> _Available data_
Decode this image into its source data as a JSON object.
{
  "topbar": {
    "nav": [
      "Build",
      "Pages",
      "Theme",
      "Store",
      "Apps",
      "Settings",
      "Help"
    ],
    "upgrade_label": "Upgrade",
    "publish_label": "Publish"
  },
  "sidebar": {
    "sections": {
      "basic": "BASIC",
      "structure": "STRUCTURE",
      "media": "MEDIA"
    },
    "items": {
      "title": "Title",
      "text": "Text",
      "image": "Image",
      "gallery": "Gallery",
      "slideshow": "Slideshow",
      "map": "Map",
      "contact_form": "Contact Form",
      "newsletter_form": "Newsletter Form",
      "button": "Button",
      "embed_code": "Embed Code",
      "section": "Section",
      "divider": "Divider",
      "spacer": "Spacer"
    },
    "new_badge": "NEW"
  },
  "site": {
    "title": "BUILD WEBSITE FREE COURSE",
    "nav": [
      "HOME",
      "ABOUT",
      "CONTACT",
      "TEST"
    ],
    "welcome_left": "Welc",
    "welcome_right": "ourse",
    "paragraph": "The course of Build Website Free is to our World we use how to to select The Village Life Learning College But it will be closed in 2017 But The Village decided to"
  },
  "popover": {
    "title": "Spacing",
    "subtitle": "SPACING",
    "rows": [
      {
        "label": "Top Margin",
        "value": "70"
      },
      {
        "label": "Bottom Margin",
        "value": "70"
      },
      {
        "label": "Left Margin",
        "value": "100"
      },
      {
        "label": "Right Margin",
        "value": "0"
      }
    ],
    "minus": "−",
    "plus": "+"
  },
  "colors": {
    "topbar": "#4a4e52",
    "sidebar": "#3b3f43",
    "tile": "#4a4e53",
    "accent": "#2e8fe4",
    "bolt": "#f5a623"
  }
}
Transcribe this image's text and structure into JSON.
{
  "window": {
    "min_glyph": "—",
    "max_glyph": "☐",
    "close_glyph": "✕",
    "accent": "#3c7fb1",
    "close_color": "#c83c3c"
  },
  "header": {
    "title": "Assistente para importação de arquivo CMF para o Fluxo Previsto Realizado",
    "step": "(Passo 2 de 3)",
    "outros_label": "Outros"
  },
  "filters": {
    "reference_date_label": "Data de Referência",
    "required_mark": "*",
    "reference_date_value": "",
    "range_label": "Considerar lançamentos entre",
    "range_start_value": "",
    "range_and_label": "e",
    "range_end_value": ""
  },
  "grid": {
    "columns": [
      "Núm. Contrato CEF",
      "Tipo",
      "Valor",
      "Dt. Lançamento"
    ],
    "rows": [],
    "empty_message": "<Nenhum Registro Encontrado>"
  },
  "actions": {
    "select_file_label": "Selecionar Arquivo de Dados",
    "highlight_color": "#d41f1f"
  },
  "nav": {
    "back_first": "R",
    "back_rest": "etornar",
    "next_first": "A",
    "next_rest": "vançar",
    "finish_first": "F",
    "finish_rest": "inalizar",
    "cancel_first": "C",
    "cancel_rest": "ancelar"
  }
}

> _What is needed_
Using the listing above, pick out each line that contains the word "Form", then copy it.

> _Answer for the task_
      "contact_form": "Contact Form",
      "newsletter_form": "Newsletter Form",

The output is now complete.